To do:
Leave out the pictures and copy the remaining records exactly.

**** Recorded information ****

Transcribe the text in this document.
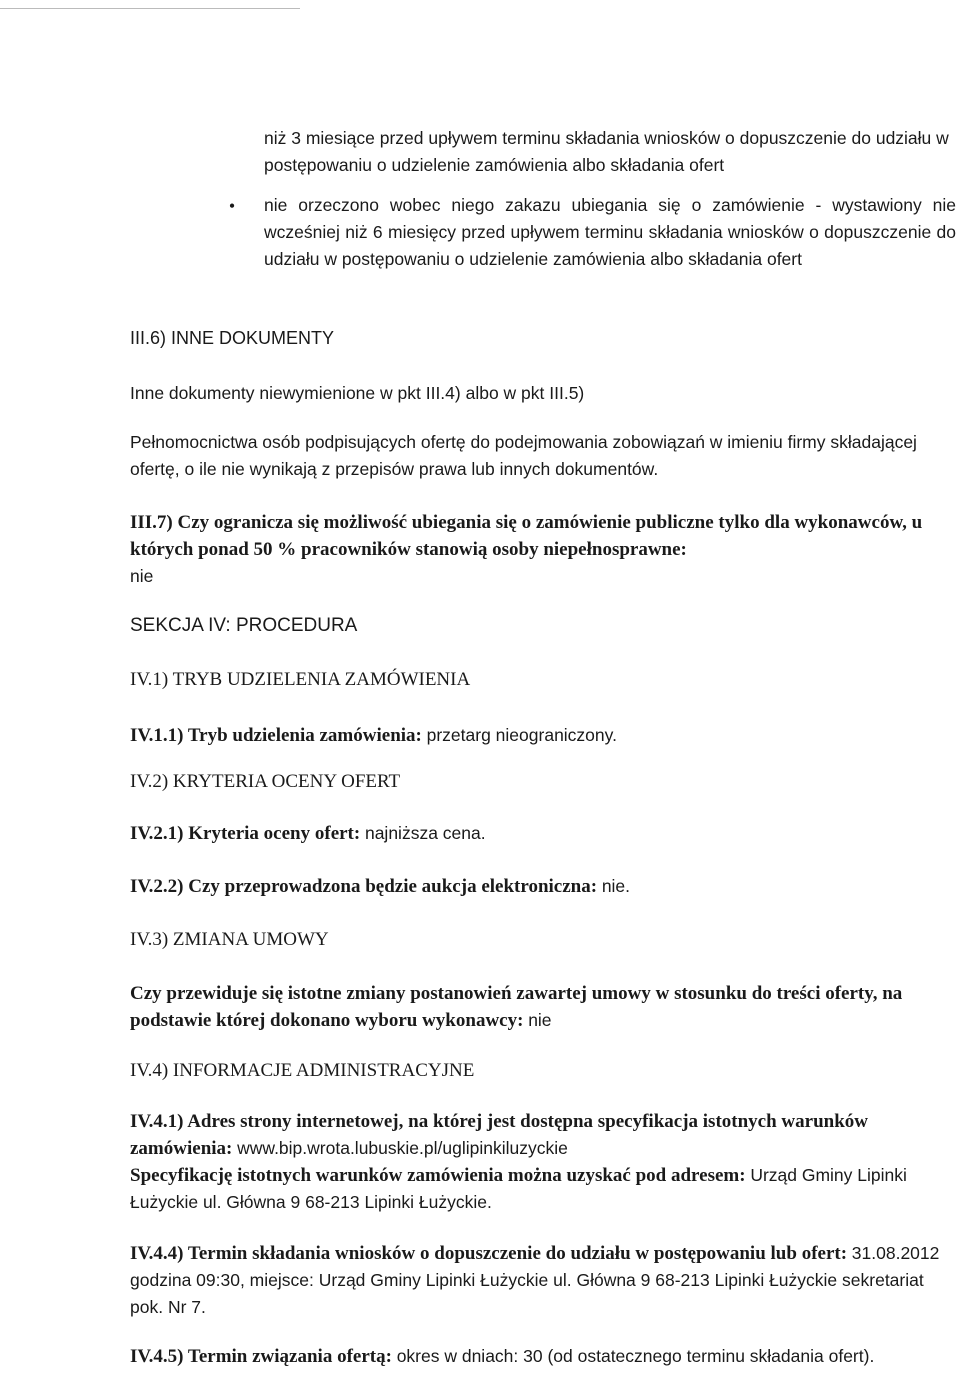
niż 3 miesiące przed upływem terminu składania wniosków o dopuszczenie do udziału w postępowaniu o udzielenie zamówienia albo składania ofert

• nie orzeczono wobec niego zakazu ubiegania się o zamówienie - wystawiony nie wcześniej niż 6 miesięcy przed upływem terminu składania wniosków o dopuszczenie do udziału w postępowaniu o udzielenie zamówienia albo składania ofert

III.6) INNE DOKUMENTY
Inne dokumenty niewymienione w pkt III.4) albo w pkt III.5)
Pełnomocnictwa osób podpisujących ofertę do podejmowania zobowiązań w imieniu firmy składającej ofertę, o ile nie wynikają z przepisów prawa lub innych dokumentów.
III.7) Czy ogranicza się możliwość ubiegania się o zamówienie publiczne tylko dla wykonawców, u których ponad 50 % pracowników stanowią osoby niepełnosprawne:
nie
SEKCJA IV: PROCEDURA
IV.1) TRYB UDZIELENIA ZAMÓWIENIA
IV.1.1) Tryb udzielenia zamówienia: przetarg nieograniczony.
IV.2) KRYTERIA OCENY OFERT
IV.2.1) Kryteria oceny ofert: najniższa cena.
IV.2.2) Czy przeprowadzona będzie aukcja elektroniczna: nie.
IV.3) ZMIANA UMOWY
Czy przewiduje się istotne zmiany postanowień zawartej umowy w stosunku do treści oferty, na podstawie której dokonano wyboru wykonawcy: nie
IV.4) INFORMACJE ADMINISTRACYJNE
IV.4.1) Adres strony internetowej, na której jest dostępna specyfikacja istotnych warunków zamówienia: www.bip.wrota.lubuskie.pl/uglipinkiluzyckie
Specyfikację istotnych warunków zamówienia można uzyskać pod adresem: Urząd Gminy Lipinki Łużyckie ul. Główna 9 68-213 Lipinki Łużyckie.
IV.4.4) Termin składania wniosków o dopuszczenie do udziału w postępowaniu lub ofert: 31.08.2012 godzina 09:30, miejsce: Urząd Gminy Lipinki Łużyckie ul. Główna 9 68-213 Lipinki Łużyckie sekretariat pok. Nr 7.
IV.4.5) Termin związania ofertą: okres w dniach: 30 (od ostatecznego terminu składania ofert).
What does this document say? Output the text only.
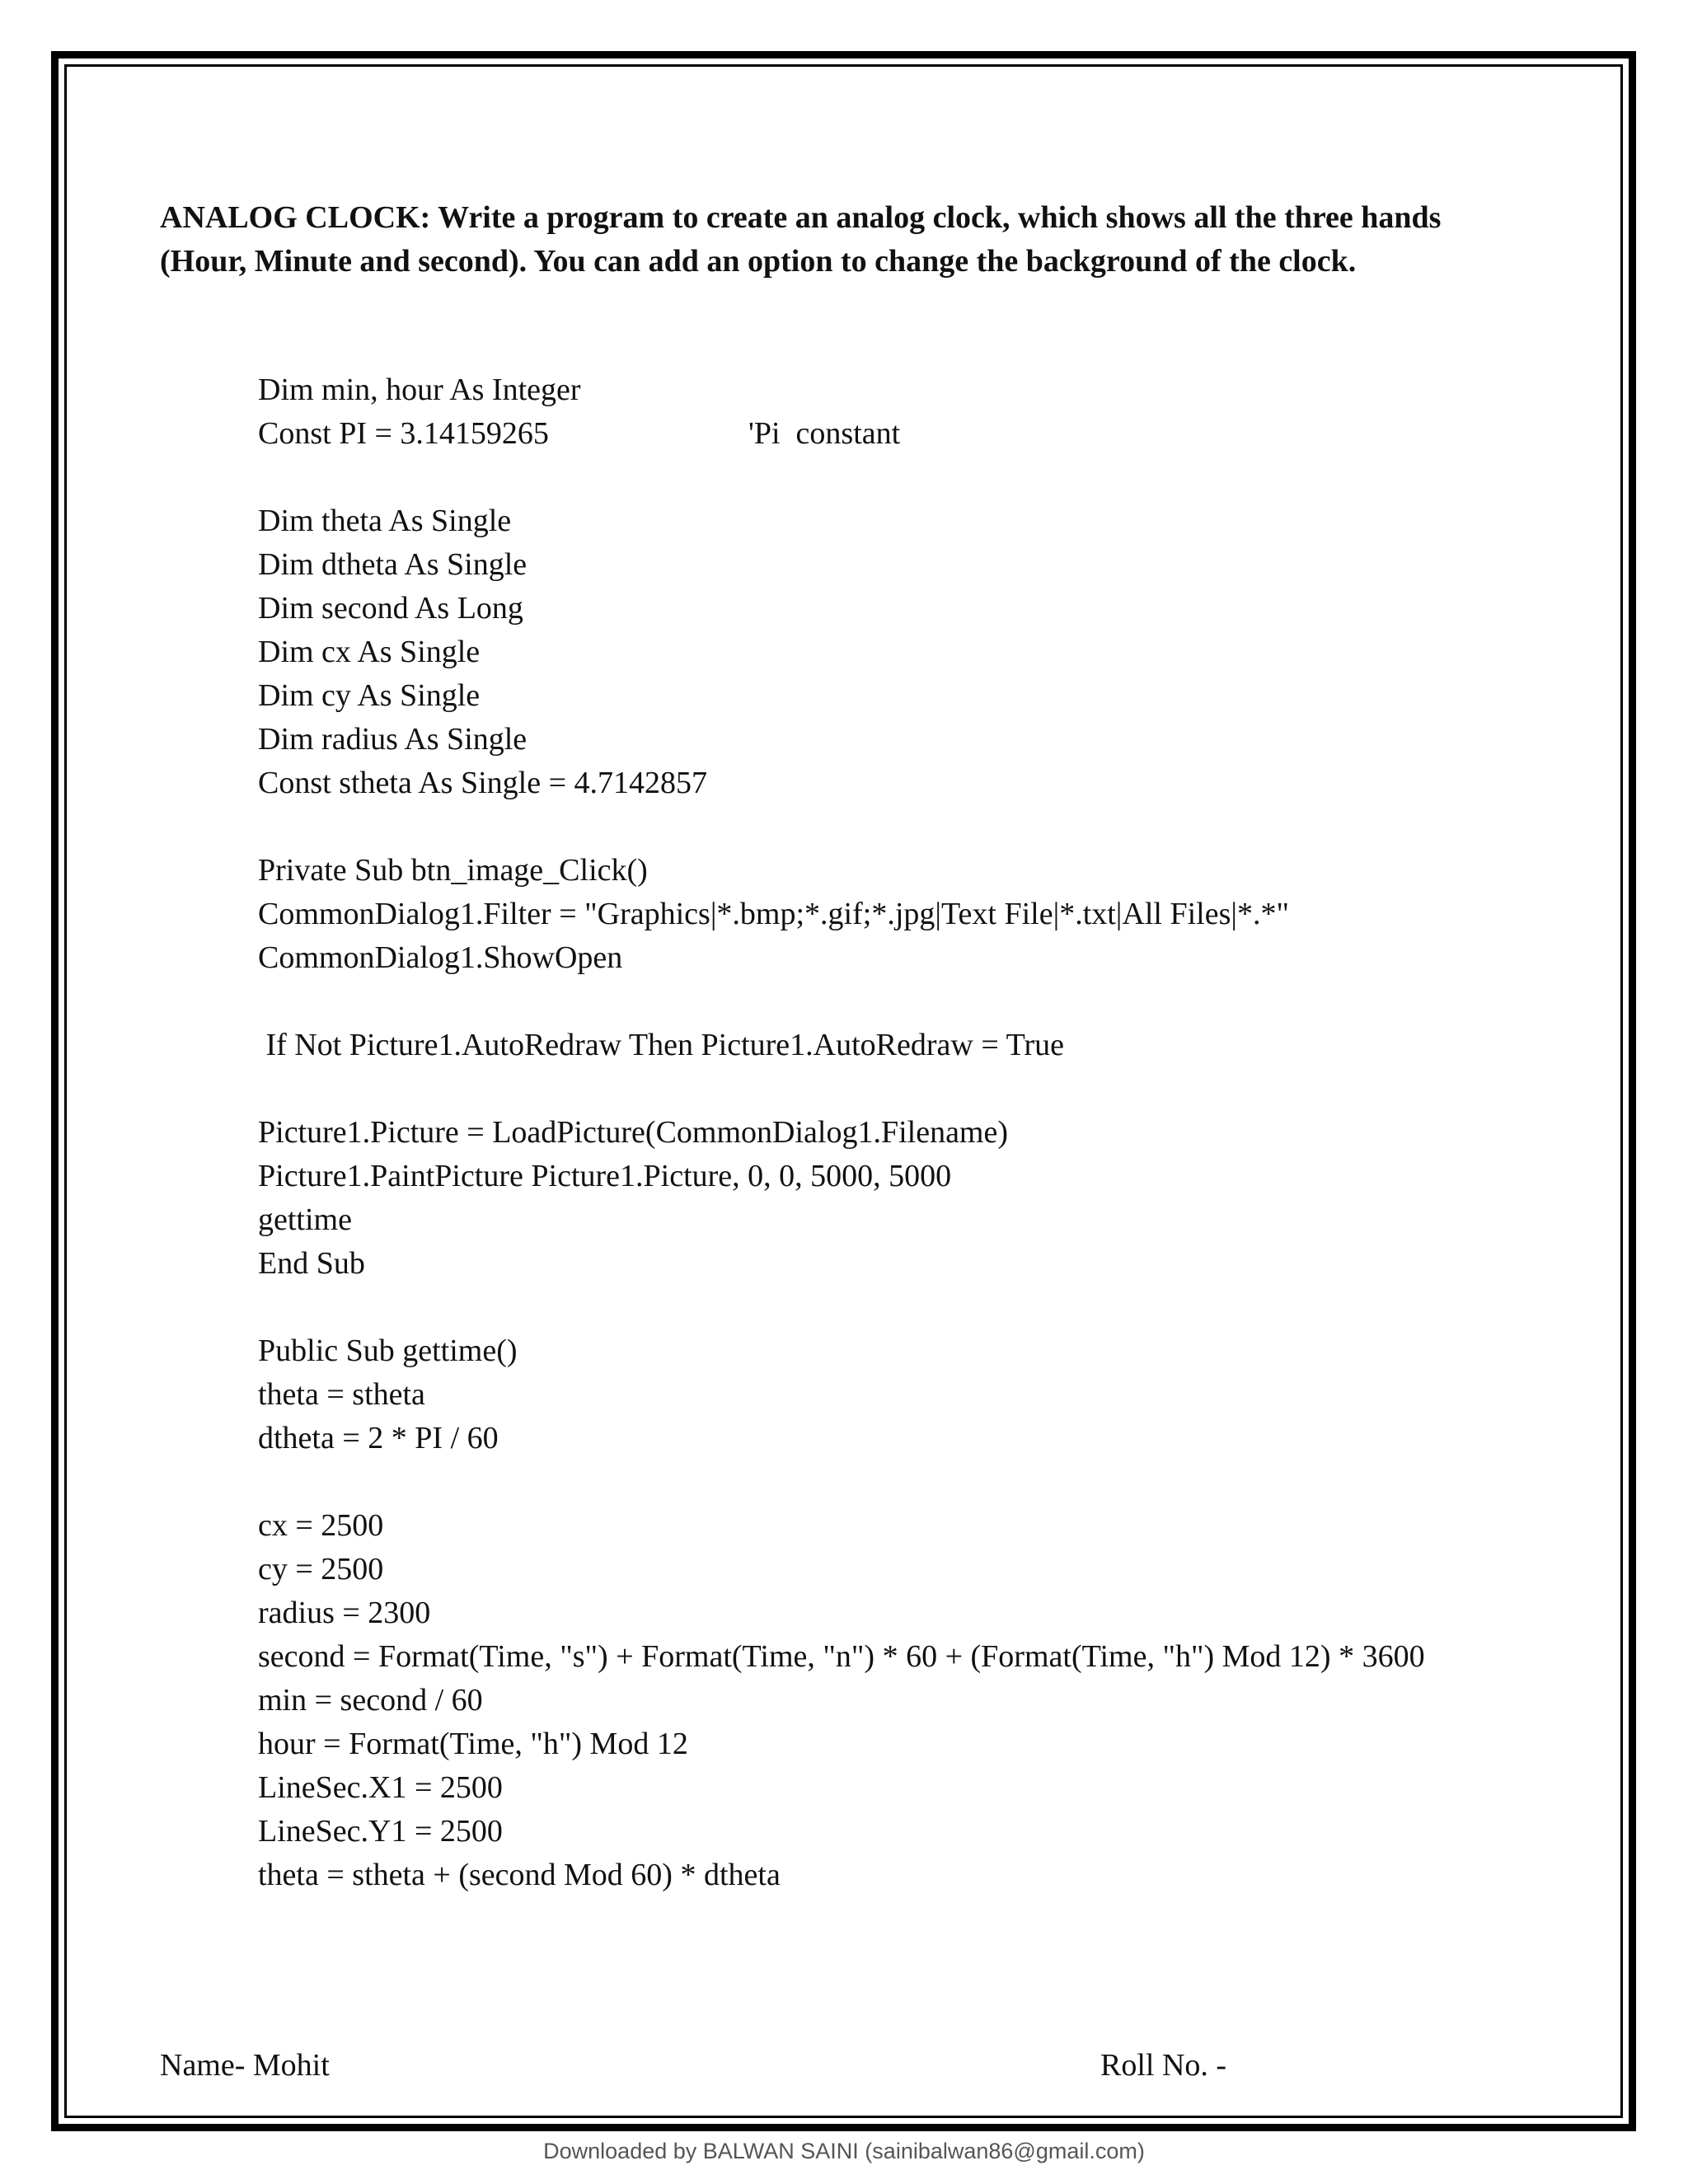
ANALOG CLOCK: Write a program to create an analog clock, which shows all the three hands (Hour, Minute and second). You can add an option to change the background of the clock.

Dim min, hour As Integer
Const PI = 3.14159265	'Pi  constant
Dim theta As Single
Dim dtheta As Single
Dim second As Long
Dim cx As Single
Dim cy As Single
Dim radius As Single
Const stheta As Single = 4.7142857
Private Sub btn_image_Click()
CommonDialog1.Filter = "Graphics|*.bmp;*.gif;*.jpg|Text File|*.txt|All Files|*.*"
CommonDialog1.ShowOpen
If Not Picture1.AutoRedraw Then Picture1.AutoRedraw = True
Picture1.Picture = LoadPicture(CommonDialog1.Filename)
Picture1.PaintPicture Picture1.Picture, 0, 0, 5000, 5000
gettime
End Sub
Public Sub gettime()
theta = stheta
dtheta = 2 * PI / 60
cx = 2500
cy = 2500
radius = 2300
second = Format(Time, "s") + Format(Time, "n") * 60 + (Format(Time, "h") Mod 12) * 3600
min = second / 60
hour = Format(Time, "h") Mod 12
LineSec.X1 = 2500
LineSec.Y1 = 2500
theta = stheta + (second Mod 60) * dtheta
Name- Mohit	Roll No. -
Downloaded by BALWAN SAINI (sainibalwan86@gmail.com)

****

Task solution:
Transcribe the text in this document.
niż 3 miesiące przed upływem terminu składania wniosków o dopuszczenie do udziału w postępowaniu o udzielenie zamówienia albo składania ofert

• nie orzeczono wobec niego zakazu ubiegania się o zamówienie - wystawiony nie wcześniej niż 6 miesięcy przed upływem terminu składania wniosków o dopuszczenie do udziału w postępowaniu o udzielenie zamówienia albo składania ofert

III.6) INNE DOKUMENTY
Inne dokumenty niewymienione w pkt III.4) albo w pkt III.5)
Pełnomocnictwa osób podpisujących ofertę do podejmowania zobowiązań w imieniu firmy składającej ofertę, o ile nie wynikają z przepisów prawa lub innych dokumentów.
III.7) Czy ogranicza się możliwość ubiegania się o zamówienie publiczne tylko dla wykonawców, u których ponad 50 % pracowników stanowią osoby niepełnosprawne:
nie
SEKCJA IV: PROCEDURA
IV.1) TRYB UDZIELENIA ZAMÓWIENIA
IV.1.1) Tryb udzielenia zamówienia: przetarg nieograniczony.
IV.2) KRYTERIA OCENY OFERT
IV.2.1) Kryteria oceny ofert: najniższa cena.
IV.2.2) Czy przeprowadzona będzie aukcja elektroniczna: nie.
IV.3) ZMIANA UMOWY
Czy przewiduje się istotne zmiany postanowień zawartej umowy w stosunku do treści oferty, na podstawie której dokonano wyboru wykonawcy: nie
IV.4) INFORMACJE ADMINISTRACYJNE
IV.4.1) Adres strony internetowej, na której jest dostępna specyfikacja istotnych warunków zamówienia: www.bip.wrota.lubuskie.pl/uglipinkiluzyckie
Specyfikację istotnych warunków zamówienia można uzyskać pod adresem: Urząd Gminy Lipinki Łużyckie ul. Główna 9 68-213 Lipinki Łużyckie.
IV.4.4) Termin składania wniosków o dopuszczenie do udziału w postępowaniu lub ofert: 31.08.2012 godzina 09:30, miejsce: Urząd Gminy Lipinki Łużyckie ul. Główna 9 68-213 Lipinki Łużyckie sekretariat pok. Nr 7.
IV.4.5) Termin związania ofertą: okres w dniach: 30 (od ostatecznego terminu składania ofert).
What does this document say? Output the text only.
ANALOG CLOCK: Write a program to create an analog clock, which shows all the three hands (Hour, Minute and second). You can add an option to change the background of the clock.

Dim min, hour As Integer
Const PI = 3.14159265	'Pi  constant
Dim theta As Single
Dim dtheta As Single
Dim second As Long
Dim cx As Single
Dim cy As Single
Dim radius As Single
Const stheta As Single = 4.7142857
Private Sub btn_image_Click()
CommonDialog1.Filter = "Graphics|*.bmp;*.gif;*.jpg|Text File|*.txt|All Files|*.*"
CommonDialog1.ShowOpen
If Not Picture1.AutoRedraw Then Picture1.AutoRedraw = True
Picture1.Picture = LoadPicture(CommonDialog1.Filename)
Picture1.PaintPicture Picture1.Picture, 0, 0, 5000, 5000
gettime
End Sub
Public Sub gettime()
theta = stheta
dtheta = 2 * PI / 60
cx = 2500
cy = 2500
radius = 2300
second = Format(Time, "s") + Format(Time, "n") * 60 + (Format(Time, "h") Mod 12) * 3600
min = second / 60
hour = Format(Time, "h") Mod 12
LineSec.X1 = 2500
LineSec.Y1 = 2500
theta = stheta + (second Mod 60) * dtheta
Name- Mohit	Roll No. -
Downloaded by BALWAN SAINI (sainibalwan86@gmail.com)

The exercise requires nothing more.